» STORED RECORDS
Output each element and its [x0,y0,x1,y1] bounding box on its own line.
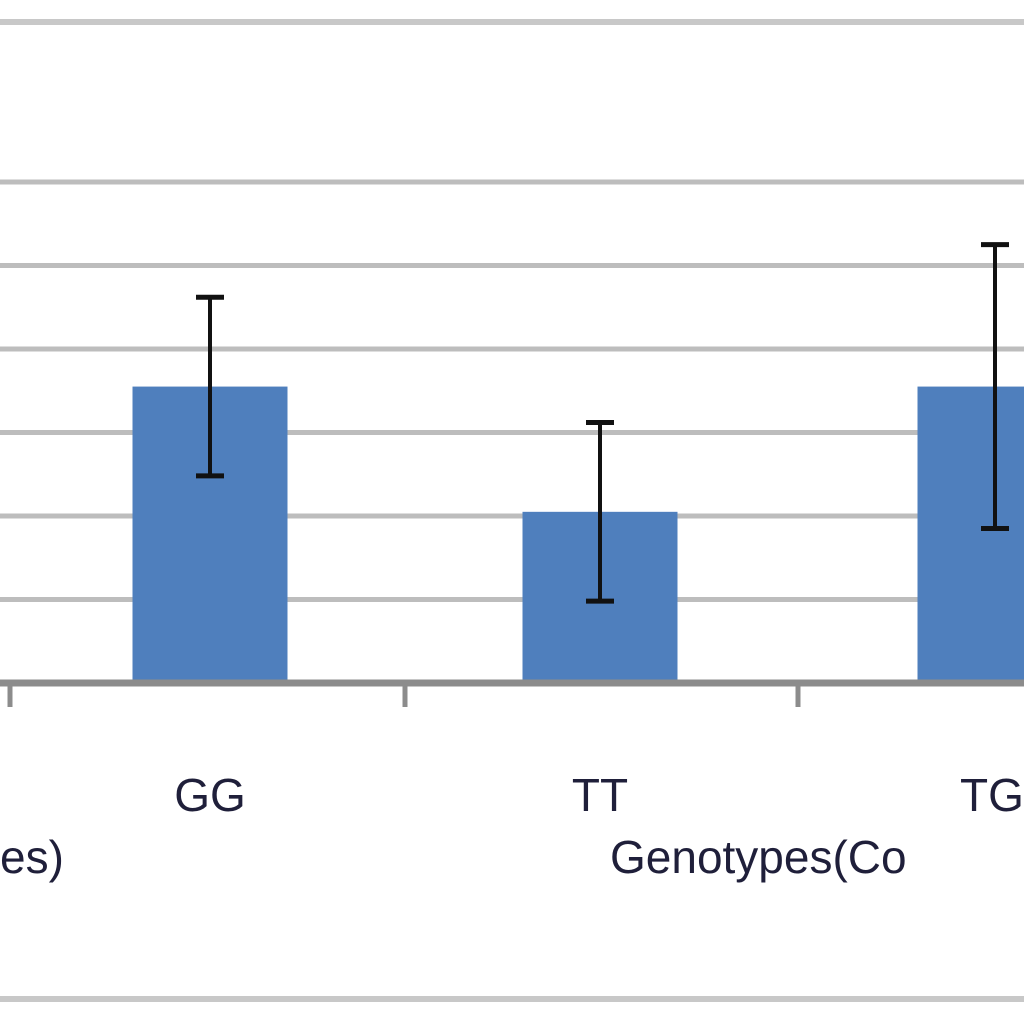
tick-label-tg: TG [960,769,1024,821]
tick-label-tt: TT [571,769,629,821]
bar-tg [917,386,1024,683]
partial-axis-title-left: es) [0,831,64,883]
x-axis-title: Genotypes(Co [610,831,907,883]
tick-label-gg: GG [174,769,246,821]
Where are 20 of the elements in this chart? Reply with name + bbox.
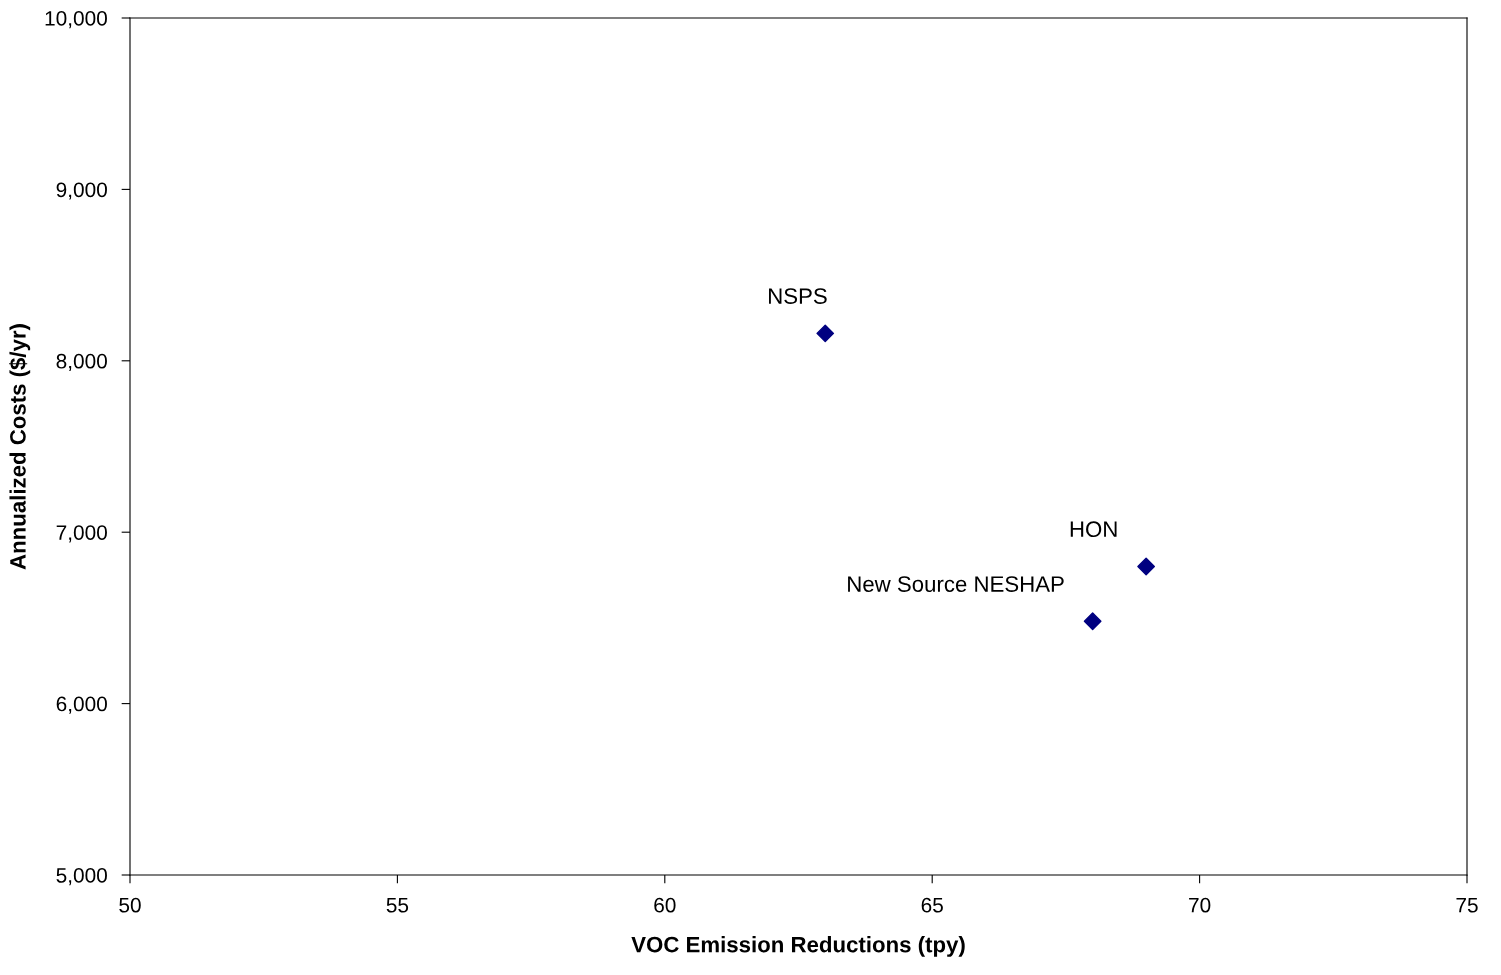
point [1137,557,1156,576]
x-tick-label: 75 [1456,897,1478,913]
point [816,324,835,343]
x-tick-label: 50 [119,897,141,913]
x-tick-label: 60 [654,897,676,913]
x-axis-title: VOC Emission Reductions (tpy) [631,936,965,957]
x-tick-label: 65 [921,897,943,913]
x-tick-label: 55 [386,897,409,913]
y-tick-label: 8,000 [56,353,107,372]
y-tick-label: 5,000 [56,868,107,886]
point [1083,612,1102,631]
y-tick-label: 6,000 [56,696,107,714]
y-tick-label: 7,000 [56,525,107,543]
y-axis-title: Annualized Costs ($/yr) [9,324,31,570]
annotation: New Source NESHAP [848,576,1064,592]
x-tick-label: 70 [1189,897,1211,913]
annotation: NSPS [769,288,827,304]
y-tick-label: 9,000 [56,182,107,200]
annotation: HON [1070,521,1117,538]
y-tick-label: 10,000 [45,11,107,29]
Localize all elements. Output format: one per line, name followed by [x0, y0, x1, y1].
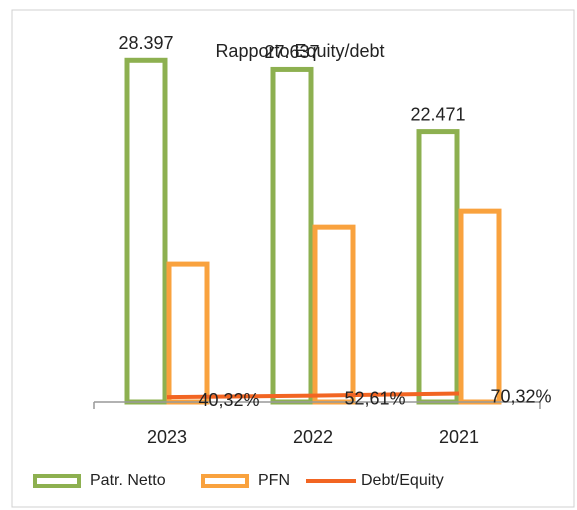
- frame: [11, 9, 575, 508]
- data-label: 28.397: [118, 33, 173, 53]
- bar: [270, 66, 314, 405]
- bar: [124, 57, 168, 405]
- legend-label: PFN: [258, 472, 290, 489]
- bar: [166, 261, 210, 405]
- legend-label: Patr. Netto: [90, 472, 166, 489]
- bar: [416, 129, 460, 405]
- data-label: 40,32%: [198, 390, 259, 410]
- data-label: 27.637: [264, 42, 319, 62]
- bar: [312, 224, 356, 405]
- data-label: 52,61%: [344, 388, 405, 408]
- chart-title: Rapporto Equity/debt: [215, 41, 384, 61]
- x-tick-label: 2023: [147, 427, 187, 447]
- x-tick-label: 2022: [293, 427, 333, 447]
- bar: [458, 208, 502, 405]
- legend-label: Debt/Equity: [361, 472, 444, 489]
- data-label: 70,32%: [490, 386, 551, 406]
- x-tick-label: 2021: [439, 427, 479, 447]
- legend-swatch: [201, 474, 249, 488]
- legend-swatch: [33, 474, 81, 488]
- line: [166, 391, 460, 400]
- data-label: 22.471: [410, 104, 465, 124]
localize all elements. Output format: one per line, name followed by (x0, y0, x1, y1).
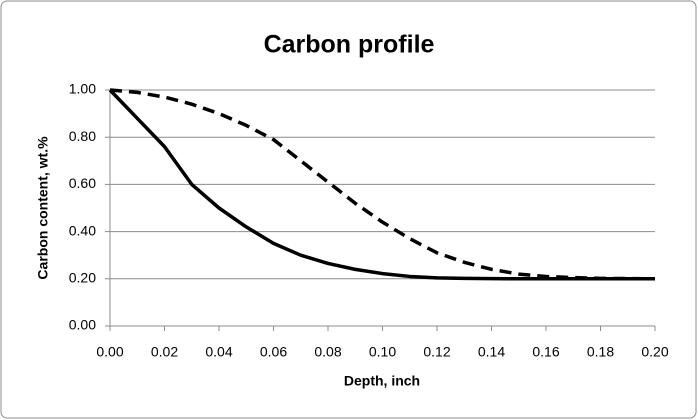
x-tick-label: 0.10 (369, 344, 396, 360)
series-line (109, 88, 656, 281)
y-tick-label: 0.40 (69, 222, 96, 238)
y-axis-label: Carbon content, wt.% (35, 136, 51, 280)
y-tick-label: 0.20 (69, 270, 96, 286)
y-tick-label: 0.80 (69, 128, 96, 144)
x-tick-label: 0.16 (532, 344, 559, 360)
x-tick-label: 0.00 (96, 344, 123, 360)
x-tick-label: 0.02 (151, 344, 178, 360)
x-tick-label: 0.12 (423, 344, 450, 360)
x-tick-label: 0.18 (587, 344, 614, 360)
x-axis-label: Depth, inch (344, 373, 420, 389)
x-tick-label: 0.04 (205, 344, 232, 360)
x-tick-label: 0.08 (314, 344, 341, 360)
chart-title: Carbon profile (264, 31, 435, 59)
x-tick-label: 0.14 (478, 344, 505, 360)
y-tick-label: 0.60 (69, 175, 96, 191)
x-tick-label: 0.20 (641, 344, 668, 360)
y-tick-label: 0.00 (69, 317, 96, 333)
x-tick-label: 0.06 (260, 344, 287, 360)
y-tick-label: 1.00 (69, 81, 96, 97)
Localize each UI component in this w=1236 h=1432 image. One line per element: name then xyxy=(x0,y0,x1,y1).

» WHAT TO PRODUCE
Rename "legend-label" to "legend-text" in the lines of the listing between the line holding "- frame: [11, 9, 575, 508]" and the line holding "- data-label: 22.471: [410, 104, 465, 124]", inclusive. Give only those lines, with nothing else changed.

» ANSWER BELOW
- frame: [11, 9, 575, 508]
- data-label: 28.397: [118, 33, 173, 53]
- bar: [270, 66, 314, 405]
- bar: [124, 57, 168, 405]
- legend-text: PFN: [258, 472, 290, 489]
- bar: [166, 261, 210, 405]
- legend-text: Patr. Netto: [90, 472, 166, 489]
- bar: [416, 129, 460, 405]
- data-label: 40,32%: [198, 390, 259, 410]
- data-label: 27.637: [264, 42, 319, 62]
- bar: [312, 224, 356, 405]
- data-label: 52,61%: [344, 388, 405, 408]
- chart-title: Rapporto Equity/debt: [215, 41, 384, 61]
- x-tick-label: 2023: [147, 427, 187, 447]
- x-tick-label: 2022: [293, 427, 333, 447]
- bar: [458, 208, 502, 405]
- legend-text: Debt/Equity: [361, 472, 444, 489]
- data-label: 70,32%: [490, 386, 551, 406]
- x-tick-label: 2021: [439, 427, 479, 447]
- legend-swatch: [201, 474, 249, 488]
- legend-swatch: [33, 474, 81, 488]
- line: [166, 391, 460, 400]
- data-label: 22.471: [410, 104, 465, 124]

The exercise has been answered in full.